--- begin SOURCE RECORDS ---

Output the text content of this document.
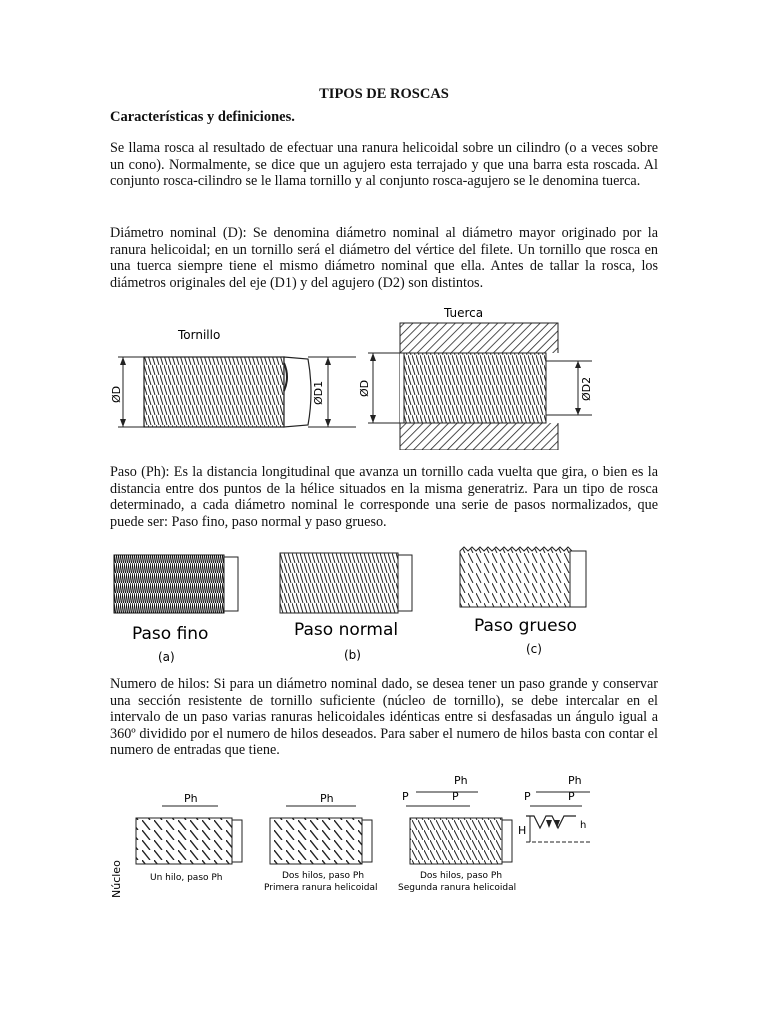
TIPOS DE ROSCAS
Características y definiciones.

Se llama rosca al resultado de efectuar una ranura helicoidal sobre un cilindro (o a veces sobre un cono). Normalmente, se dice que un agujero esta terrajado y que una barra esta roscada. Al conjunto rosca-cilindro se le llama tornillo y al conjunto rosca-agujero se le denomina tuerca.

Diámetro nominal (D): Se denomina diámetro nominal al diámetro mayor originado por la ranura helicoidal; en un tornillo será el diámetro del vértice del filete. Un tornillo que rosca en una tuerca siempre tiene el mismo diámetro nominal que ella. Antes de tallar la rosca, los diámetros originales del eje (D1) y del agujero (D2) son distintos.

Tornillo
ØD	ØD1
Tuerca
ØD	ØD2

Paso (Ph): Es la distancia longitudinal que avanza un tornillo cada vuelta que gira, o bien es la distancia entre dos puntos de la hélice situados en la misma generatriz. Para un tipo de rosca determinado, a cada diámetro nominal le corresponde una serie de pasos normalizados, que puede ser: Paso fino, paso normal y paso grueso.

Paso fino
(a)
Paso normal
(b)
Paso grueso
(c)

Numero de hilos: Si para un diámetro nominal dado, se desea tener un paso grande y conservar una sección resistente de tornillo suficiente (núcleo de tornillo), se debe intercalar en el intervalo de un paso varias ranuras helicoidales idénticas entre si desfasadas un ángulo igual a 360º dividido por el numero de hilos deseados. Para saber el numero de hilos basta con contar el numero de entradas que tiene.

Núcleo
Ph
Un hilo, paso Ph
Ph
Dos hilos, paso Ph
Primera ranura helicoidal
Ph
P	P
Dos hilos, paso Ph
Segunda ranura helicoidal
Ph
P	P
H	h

--- end SOURCE RECORDS ---

**PROBLEM REQUIREMENTS**
Return each line of the data that contains the string "nominal".

**OUTPUT FOR THIS TASK**
Diámetro nominal (D): Se denomina diámetro nominal al diámetro mayor originado por la ranura helicoidal; en un tornillo será el diámetro del vértice del filete. Un tornillo que rosca en una tuerca siempre tiene el mismo diámetro nominal que ella. Antes de tallar la rosca, los diámetros originales del eje (D1) y del agujero (D2) son distintos.
Paso (Ph): Es la distancia longitudinal que avanza un tornillo cada vuelta que gira, o bien es la distancia entre dos puntos de la hélice situados en la misma generatriz. Para un tipo de rosca determinado, a cada diámetro nominal le corresponde una serie de pasos normalizados, que puede ser: Paso fino, paso normal y paso grueso.
Numero de hilos: Si para un diámetro nominal dado, se desea tener un paso grande y conservar una sección resistente de tornillo suficiente (núcleo de tornillo), se debe intercalar en el intervalo de un paso varias ranuras helicoidales idénticas entre si desfasadas un ángulo igual a 360º dividido por el numero de hilos deseados. Para saber el numero de hilos basta con contar el numero de entradas que tiene.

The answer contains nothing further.